* PROBLEM STATEMENT
Can all of these lines be returned exactly?

* DATA FOR THIS TASK
━━━━━━━━━━━━━━━━━━━━
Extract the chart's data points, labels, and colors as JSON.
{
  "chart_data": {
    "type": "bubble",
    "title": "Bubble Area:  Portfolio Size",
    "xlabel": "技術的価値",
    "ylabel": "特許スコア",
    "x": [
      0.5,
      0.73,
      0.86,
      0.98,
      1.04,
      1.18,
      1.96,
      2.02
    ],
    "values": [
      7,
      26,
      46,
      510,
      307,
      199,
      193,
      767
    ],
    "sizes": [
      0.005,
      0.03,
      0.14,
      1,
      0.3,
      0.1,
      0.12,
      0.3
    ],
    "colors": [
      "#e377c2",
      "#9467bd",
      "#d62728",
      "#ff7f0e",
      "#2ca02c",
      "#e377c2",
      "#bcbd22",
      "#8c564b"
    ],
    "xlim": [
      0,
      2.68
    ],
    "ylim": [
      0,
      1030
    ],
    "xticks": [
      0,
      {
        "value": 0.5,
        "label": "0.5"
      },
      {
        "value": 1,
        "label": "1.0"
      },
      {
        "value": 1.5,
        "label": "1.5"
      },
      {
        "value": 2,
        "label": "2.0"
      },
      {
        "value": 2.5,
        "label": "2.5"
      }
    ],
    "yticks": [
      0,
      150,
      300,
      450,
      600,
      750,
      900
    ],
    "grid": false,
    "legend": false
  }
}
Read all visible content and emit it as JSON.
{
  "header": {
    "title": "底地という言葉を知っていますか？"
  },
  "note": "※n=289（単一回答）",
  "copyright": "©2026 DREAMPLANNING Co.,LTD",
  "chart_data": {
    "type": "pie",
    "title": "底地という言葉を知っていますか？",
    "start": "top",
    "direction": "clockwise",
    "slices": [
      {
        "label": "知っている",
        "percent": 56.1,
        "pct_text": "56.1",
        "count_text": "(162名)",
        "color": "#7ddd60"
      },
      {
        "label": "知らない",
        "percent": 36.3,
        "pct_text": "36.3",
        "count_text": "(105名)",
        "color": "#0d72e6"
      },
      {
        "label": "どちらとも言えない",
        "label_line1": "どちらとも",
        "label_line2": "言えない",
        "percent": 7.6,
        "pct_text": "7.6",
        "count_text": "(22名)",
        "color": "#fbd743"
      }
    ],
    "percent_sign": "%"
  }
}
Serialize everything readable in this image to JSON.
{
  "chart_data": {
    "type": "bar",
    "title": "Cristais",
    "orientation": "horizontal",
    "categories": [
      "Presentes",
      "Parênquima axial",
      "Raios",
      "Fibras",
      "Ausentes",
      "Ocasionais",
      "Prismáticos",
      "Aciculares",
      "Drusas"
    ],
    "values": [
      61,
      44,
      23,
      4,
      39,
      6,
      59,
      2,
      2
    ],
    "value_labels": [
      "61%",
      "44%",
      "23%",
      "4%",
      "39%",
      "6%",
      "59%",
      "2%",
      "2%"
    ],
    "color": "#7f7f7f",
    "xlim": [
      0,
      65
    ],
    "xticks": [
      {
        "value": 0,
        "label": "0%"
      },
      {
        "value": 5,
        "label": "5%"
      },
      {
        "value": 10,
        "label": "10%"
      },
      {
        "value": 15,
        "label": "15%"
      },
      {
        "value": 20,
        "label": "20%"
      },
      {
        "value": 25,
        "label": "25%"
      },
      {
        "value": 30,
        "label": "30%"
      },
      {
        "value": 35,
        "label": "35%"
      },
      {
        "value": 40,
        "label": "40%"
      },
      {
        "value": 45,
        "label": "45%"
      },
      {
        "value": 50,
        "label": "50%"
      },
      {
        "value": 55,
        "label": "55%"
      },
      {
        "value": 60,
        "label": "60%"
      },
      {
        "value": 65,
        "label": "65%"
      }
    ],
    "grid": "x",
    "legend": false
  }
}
━━━━━━━━━━━━━━━━━━━━
* REPLY TO THE TASK
Extract the chart's data points, labels, and colors as JSON.
{
  "chart_data": {
    "type": "bubble",
    "title": "Bubble Area:  Portfolio Size",
    "xlabel": "技術的価値",
    "ylabel": "特許スコア",
    "x": [
      0.5,
      0.73,
      0.86,
      0.98,
      1.04,
      1.18,
      1.96,
      2.02
    ],
    "values": [
      7,
      26,
      46,
      510,
      307,
      199,
      193,
      767
    ],
    "sizes": [
      0.005,
      0.03,
      0.14,
      1,
      0.3,
      0.1,
      0.12,
      0.3
    ],
    "colors": [
      "#e377c2",
      "#9467bd",
      "#d62728",
      "#ff7f0e",
      "#2ca02c",
      "#e377c2",
      "#bcbd22",
      "#8c564b"
    ],
    "xlim": [
      0,
      2.68
    ],
    "ylim": [
      0,
      1030
    ],
    "xticks": [
      0,
      {
        "value": 0.5,
        "label": "0.5"
      },
      {
        "value": 1,
        "label": "1.0"
      },
      {
        "value": 1.5,
        "label": "1.5"
      },
      {
        "value": 2,
        "label": "2.0"
      },
      {
        "value": 2.5,
        "label": "2.5"
      }
    ],
    "yticks": [
      0,
      150,
      300,
      450,
      600,
      750,
      900
    ],
    "grid": false,
    "legend": false
  }
}
Read all visible content and emit it as JSON.
{
  "header": {
    "title": "底地という言葉を知っていますか？"
  },
  "note": "※n=289（単一回答）",
  "copyright": "©2026 DREAMPLANNING Co.,LTD",
  "chart_data": {
    "type": "pie",
    "title": "底地という言葉を知っていますか？",
    "start": "top",
    "direction": "clockwise",
    "slices": [
      {
        "label": "知っている",
        "percent": 56.1,
        "pct_text": "56.1",
        "count_text": "(162名)",
        "color": "#7ddd60"
      },
      {
        "label": "知らない",
        "percent": 36.3,
        "pct_text": "36.3",
        "count_text": "(105名)",
        "color": "#0d72e6"
      },
      {
        "label": "どちらとも言えない",
        "label_line1": "どちらとも",
        "label_line2": "言えない",
        "percent": 7.6,
        "pct_text": "7.6",
        "count_text": "(22名)",
        "color": "#fbd743"
      }
    ],
    "percent_sign": "%"
  }
}
Serialize everything readable in this image to JSON.
{
  "chart_data": {
    "type": "bar",
    "title": "Cristais",
    "orientation": "horizontal",
    "categories": [
      "Presentes",
      "Parênquima axial",
      "Raios",
      "Fibras",
      "Ausentes",
      "Ocasionais",
      "Prismáticos",
      "Aciculares",
      "Drusas"
    ],
    "values": [
      61,
      44,
      23,
      4,
      39,
      6,
      59,
      2,
      2
    ],
    "value_labels": [
      "61%",
      "44%",
      "23%",
      "4%",
      "39%",
      "6%",
      "59%",
      "2%",
      "2%"
    ],
    "color": "#7f7f7f",
    "xlim": [
      0,
      65
    ],
    "xticks": [
      {
        "value": 0,
        "label": "0%"
      },
      {
        "value": 5,
        "label": "5%"
      },
      {
        "value": 10,
        "label": "10%"
      },
      {
        "value": 15,
        "label": "15%"
      },
      {
        "value": 20,
        "label": "20%"
      },
      {
        "value": 25,
        "label": "25%"
      },
      {
        "value": 30,
        "label": "30%"
      },
      {
        "value": 35,
        "label": "35%"
      },
      {
        "value": 40,
        "label": "40%"
      },
      {
        "value": 45,
        "label": "45%"
      },
      {
        "value": 50,
        "label": "50%"
      },
      {
        "value": 55,
        "label": "55%"
      },
      {
        "value": 60,
        "label": "60%"
      },
      {
        "value": 65,
        "label": "65%"
      }
    ],
    "grid": "x",
    "legend": false
  }
}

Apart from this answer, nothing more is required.